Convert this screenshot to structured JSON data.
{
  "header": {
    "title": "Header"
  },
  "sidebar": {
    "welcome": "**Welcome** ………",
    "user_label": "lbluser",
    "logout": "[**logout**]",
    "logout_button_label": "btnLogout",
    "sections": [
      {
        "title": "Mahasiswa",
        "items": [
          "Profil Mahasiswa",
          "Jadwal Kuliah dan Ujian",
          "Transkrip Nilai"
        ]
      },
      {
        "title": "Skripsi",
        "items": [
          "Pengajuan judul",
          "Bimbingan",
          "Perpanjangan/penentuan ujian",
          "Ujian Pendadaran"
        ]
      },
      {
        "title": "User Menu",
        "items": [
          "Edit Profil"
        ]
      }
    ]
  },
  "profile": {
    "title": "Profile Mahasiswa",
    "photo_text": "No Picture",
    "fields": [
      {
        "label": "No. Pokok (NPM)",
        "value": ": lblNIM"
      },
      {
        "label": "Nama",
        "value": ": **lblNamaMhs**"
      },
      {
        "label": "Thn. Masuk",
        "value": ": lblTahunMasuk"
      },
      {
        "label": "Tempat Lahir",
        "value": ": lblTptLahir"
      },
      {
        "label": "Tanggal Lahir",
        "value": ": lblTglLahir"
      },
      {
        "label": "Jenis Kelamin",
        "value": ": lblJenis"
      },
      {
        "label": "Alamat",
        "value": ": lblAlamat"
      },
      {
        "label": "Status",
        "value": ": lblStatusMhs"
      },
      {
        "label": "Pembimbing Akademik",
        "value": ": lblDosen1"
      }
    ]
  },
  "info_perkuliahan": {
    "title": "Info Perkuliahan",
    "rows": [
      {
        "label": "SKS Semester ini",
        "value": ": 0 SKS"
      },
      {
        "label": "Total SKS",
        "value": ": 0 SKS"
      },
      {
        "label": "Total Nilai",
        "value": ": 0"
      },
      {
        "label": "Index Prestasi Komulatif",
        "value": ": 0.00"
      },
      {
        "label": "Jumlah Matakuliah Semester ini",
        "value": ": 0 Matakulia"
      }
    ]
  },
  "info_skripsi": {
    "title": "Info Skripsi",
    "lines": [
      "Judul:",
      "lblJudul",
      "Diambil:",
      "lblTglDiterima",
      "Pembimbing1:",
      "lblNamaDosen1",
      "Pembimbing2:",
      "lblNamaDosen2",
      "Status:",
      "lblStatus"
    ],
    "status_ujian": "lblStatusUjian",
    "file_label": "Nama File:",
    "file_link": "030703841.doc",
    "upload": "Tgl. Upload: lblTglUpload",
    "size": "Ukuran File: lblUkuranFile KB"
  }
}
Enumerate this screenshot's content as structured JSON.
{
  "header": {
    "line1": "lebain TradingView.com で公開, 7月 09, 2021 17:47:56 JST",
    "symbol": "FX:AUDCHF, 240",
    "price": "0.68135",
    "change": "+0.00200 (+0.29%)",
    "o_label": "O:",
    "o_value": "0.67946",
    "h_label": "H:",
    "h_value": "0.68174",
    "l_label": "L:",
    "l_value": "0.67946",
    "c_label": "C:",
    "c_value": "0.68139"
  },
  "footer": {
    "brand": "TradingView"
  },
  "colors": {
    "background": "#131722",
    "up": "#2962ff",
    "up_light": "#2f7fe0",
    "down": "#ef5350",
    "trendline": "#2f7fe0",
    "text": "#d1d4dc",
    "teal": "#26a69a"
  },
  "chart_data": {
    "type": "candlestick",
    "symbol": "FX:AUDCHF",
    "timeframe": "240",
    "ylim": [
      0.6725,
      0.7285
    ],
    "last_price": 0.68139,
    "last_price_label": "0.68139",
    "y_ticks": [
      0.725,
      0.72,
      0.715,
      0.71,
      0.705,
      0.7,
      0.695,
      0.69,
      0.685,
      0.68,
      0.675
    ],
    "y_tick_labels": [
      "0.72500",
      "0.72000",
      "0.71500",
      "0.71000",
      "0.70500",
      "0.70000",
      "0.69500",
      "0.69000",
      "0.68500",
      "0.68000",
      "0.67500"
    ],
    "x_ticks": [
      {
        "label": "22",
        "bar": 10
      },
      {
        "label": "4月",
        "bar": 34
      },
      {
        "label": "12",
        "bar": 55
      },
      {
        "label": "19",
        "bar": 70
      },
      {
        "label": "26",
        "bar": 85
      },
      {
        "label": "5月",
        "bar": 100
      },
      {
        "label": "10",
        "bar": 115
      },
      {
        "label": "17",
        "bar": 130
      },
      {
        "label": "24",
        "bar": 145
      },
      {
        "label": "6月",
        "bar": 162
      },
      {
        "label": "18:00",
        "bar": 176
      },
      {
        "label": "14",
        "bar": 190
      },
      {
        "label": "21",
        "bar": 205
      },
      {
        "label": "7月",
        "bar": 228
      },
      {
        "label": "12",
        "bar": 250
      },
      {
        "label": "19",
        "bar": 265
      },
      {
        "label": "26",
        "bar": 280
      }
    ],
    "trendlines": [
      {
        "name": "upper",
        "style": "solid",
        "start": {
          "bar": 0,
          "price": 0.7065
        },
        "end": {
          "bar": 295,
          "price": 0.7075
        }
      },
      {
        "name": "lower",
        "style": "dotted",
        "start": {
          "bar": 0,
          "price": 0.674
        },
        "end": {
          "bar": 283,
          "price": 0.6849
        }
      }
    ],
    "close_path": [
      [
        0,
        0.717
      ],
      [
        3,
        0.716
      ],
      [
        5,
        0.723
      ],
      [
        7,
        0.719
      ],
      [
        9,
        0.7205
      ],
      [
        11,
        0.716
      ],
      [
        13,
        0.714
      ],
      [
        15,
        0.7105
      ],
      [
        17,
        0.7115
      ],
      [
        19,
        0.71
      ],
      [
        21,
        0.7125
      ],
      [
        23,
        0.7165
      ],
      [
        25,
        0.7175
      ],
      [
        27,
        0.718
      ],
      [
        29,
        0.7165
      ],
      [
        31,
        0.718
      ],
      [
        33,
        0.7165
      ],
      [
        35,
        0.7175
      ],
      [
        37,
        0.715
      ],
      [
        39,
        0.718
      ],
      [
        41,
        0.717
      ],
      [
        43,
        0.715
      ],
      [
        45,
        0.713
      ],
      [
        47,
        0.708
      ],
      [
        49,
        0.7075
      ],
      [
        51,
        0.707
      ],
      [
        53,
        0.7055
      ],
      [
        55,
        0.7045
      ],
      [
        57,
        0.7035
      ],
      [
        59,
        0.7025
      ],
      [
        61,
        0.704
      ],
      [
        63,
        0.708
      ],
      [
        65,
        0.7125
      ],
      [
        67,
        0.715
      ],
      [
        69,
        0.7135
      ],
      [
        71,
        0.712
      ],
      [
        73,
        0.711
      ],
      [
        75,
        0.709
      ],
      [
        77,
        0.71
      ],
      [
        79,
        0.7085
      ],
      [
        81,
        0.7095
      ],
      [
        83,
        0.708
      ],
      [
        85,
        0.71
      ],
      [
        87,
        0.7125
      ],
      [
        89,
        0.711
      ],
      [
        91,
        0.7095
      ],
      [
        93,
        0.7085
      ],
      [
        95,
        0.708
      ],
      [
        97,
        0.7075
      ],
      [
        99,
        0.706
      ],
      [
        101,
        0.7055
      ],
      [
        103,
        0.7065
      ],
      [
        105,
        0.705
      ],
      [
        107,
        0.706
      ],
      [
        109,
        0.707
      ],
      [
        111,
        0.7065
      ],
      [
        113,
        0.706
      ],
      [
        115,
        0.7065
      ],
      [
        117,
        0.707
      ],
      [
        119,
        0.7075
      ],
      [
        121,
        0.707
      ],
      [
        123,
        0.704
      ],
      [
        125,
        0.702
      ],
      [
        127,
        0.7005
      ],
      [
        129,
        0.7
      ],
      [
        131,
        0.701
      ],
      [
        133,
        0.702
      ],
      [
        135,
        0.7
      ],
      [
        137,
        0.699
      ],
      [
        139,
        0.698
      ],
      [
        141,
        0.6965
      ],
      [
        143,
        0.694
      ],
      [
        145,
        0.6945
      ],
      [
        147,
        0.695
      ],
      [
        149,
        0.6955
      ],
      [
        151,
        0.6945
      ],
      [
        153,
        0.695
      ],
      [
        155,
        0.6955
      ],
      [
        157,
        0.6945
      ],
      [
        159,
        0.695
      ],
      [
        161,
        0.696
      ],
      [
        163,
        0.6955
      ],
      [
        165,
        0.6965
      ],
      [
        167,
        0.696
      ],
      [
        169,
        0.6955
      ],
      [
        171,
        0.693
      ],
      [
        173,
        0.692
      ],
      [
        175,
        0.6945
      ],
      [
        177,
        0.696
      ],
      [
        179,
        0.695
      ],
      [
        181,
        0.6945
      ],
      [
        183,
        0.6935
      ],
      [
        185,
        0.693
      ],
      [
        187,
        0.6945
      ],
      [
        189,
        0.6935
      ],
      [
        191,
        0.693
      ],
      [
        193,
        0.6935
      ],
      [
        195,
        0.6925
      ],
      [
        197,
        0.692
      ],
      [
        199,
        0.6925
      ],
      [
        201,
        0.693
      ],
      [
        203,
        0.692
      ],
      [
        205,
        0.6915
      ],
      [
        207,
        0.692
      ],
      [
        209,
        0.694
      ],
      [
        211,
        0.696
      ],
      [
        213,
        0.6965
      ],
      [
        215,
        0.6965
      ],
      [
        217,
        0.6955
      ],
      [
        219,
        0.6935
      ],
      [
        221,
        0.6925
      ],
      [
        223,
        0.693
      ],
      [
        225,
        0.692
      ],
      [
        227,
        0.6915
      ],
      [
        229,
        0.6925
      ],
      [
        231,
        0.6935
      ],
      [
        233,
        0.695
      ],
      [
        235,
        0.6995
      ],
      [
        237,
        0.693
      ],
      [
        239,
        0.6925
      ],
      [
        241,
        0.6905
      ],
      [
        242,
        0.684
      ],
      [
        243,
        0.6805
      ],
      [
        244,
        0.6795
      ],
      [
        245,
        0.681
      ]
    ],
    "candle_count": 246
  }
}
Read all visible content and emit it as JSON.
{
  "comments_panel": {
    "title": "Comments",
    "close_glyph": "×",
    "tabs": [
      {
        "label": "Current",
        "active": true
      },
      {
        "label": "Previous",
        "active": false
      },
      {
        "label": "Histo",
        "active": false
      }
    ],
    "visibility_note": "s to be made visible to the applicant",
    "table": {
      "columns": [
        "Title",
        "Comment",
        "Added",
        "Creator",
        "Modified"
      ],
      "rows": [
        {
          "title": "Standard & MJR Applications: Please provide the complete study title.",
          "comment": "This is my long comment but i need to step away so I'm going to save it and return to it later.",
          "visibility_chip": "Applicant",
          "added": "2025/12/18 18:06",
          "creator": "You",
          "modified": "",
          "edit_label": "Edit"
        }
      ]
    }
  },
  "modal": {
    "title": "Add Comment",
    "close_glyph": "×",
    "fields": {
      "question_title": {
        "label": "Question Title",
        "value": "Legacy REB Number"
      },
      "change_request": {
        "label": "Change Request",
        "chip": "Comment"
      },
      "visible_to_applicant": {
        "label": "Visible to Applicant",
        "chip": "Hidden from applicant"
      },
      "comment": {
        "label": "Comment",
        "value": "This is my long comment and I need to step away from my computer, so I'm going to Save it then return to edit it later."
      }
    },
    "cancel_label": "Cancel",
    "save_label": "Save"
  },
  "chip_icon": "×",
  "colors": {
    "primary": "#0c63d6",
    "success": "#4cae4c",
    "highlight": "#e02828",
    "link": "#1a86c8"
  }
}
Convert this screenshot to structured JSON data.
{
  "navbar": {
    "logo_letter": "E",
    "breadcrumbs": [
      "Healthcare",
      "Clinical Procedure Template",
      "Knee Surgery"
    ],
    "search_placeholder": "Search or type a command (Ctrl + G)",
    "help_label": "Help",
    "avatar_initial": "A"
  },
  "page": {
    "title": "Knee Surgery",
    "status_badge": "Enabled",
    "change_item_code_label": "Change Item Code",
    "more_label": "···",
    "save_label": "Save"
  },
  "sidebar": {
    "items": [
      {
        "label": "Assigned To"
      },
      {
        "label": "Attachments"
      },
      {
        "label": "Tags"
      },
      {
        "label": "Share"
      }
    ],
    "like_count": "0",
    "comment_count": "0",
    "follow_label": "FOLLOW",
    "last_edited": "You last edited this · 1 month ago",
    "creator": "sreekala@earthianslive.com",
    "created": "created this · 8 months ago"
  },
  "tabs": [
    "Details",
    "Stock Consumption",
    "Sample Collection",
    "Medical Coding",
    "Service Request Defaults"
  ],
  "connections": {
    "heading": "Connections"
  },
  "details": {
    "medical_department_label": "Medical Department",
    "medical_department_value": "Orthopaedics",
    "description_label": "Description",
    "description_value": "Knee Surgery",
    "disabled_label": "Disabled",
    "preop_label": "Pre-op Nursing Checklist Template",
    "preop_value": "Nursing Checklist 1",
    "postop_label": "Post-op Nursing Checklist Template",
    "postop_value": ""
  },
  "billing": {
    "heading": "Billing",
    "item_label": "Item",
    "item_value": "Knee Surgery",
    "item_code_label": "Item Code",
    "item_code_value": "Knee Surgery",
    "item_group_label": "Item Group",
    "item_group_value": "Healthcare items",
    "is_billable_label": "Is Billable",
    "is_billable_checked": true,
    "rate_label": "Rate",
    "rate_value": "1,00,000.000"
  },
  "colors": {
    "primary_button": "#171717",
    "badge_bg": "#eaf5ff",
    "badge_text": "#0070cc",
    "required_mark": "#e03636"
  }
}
=-=-=-=-=
▶ **DIRECTIONS FOR THIS TASK**
Go through the records and copy each line with "from" in it.

▶ **COMPLETED EXERCISE**
        "chip": "Hidden from applicant"
        "value": "This is my long comment and I need to step away from my computer, so I'm going to Save it then return to edit it later."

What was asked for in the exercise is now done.